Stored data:
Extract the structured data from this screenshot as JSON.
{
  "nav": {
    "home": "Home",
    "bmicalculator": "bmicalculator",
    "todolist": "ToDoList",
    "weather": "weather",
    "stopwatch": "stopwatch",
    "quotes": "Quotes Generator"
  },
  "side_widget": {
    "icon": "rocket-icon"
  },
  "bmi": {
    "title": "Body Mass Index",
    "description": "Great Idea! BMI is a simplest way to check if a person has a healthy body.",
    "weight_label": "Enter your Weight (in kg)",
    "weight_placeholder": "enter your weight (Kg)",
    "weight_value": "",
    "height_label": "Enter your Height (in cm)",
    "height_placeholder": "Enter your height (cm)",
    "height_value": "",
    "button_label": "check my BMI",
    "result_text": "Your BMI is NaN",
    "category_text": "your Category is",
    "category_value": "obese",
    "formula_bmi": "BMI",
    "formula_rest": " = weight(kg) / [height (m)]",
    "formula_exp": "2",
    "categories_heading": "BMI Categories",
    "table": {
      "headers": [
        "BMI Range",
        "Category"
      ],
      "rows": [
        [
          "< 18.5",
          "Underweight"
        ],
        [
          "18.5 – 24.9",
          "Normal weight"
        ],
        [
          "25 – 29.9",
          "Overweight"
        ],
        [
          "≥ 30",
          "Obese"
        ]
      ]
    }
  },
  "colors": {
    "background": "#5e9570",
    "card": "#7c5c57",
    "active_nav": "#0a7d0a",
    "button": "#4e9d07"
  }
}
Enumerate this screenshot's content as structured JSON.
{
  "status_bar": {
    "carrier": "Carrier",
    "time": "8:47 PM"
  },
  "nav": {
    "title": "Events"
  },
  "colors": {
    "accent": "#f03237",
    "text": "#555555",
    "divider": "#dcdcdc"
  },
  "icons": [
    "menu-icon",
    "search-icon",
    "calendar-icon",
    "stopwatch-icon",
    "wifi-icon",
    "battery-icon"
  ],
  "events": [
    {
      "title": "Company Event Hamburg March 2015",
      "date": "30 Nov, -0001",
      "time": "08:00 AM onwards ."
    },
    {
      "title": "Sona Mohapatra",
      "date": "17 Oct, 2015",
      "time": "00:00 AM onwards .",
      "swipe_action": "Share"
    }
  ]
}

OBJECTIVE: Output the full listing without altering anything.

EXERCISE RESULT:
Extract the structured data from this screenshot as JSON.
{
  "nav": {
    "home": "Home",
    "bmicalculator": "bmicalculator",
    "todolist": "ToDoList",
    "weather": "weather",
    "stopwatch": "stopwatch",
    "quotes": "Quotes Generator"
  },
  "side_widget": {
    "icon": "rocket-icon"
  },
  "bmi": {
    "title": "Body Mass Index",
    "description": "Great Idea! BMI is a simplest way to check if a person has a healthy body.",
    "weight_label": "Enter your Weight (in kg)",
    "weight_placeholder": "enter your weight (Kg)",
    "weight_value": "",
    "height_label": "Enter your Height (in cm)",
    "height_placeholder": "Enter your height (cm)",
    "height_value": "",
    "button_label": "check my BMI",
    "result_text": "Your BMI is NaN",
    "category_text": "your Category is",
    "category_value": "obese",
    "formula_bmi": "BMI",
    "formula_rest": " = weight(kg) / [height (m)]",
    "formula_exp": "2",
    "categories_heading": "BMI Categories",
    "table": {
      "headers": [
        "BMI Range",
        "Category"
      ],
      "rows": [
        [
          "< 18.5",
          "Underweight"
        ],
        [
          "18.5 – 24.9",
          "Normal weight"
        ],
        [
          "25 – 29.9",
          "Overweight"
        ],
        [
          "≥ 30",
          "Obese"
        ]
      ]
    }
  },
  "colors": {
    "background": "#5e9570",
    "card": "#7c5c57",
    "active_nav": "#0a7d0a",
    "button": "#4e9d07"
  }
}
Enumerate this screenshot's content as structured JSON.
{
  "status_bar": {
    "carrier": "Carrier",
    "time": "8:47 PM"
  },
  "nav": {
    "title": "Events"
  },
  "colors": {
    "accent": "#f03237",
    "text": "#555555",
    "divider": "#dcdcdc"
  },
  "icons": [
    "menu-icon",
    "search-icon",
    "calendar-icon",
    "stopwatch-icon",
    "wifi-icon",
    "battery-icon"
  ],
  "events": [
    {
      "title": "Company Event Hamburg March 2015",
      "date": "30 Nov, -0001",
      "time": "08:00 AM onwards ."
    },
    {
      "title": "Sona Mohapatra",
      "date": "17 Oct, 2015",
      "time": "00:00 AM onwards .",
      "swipe_action": "Share"
    }
  ]
}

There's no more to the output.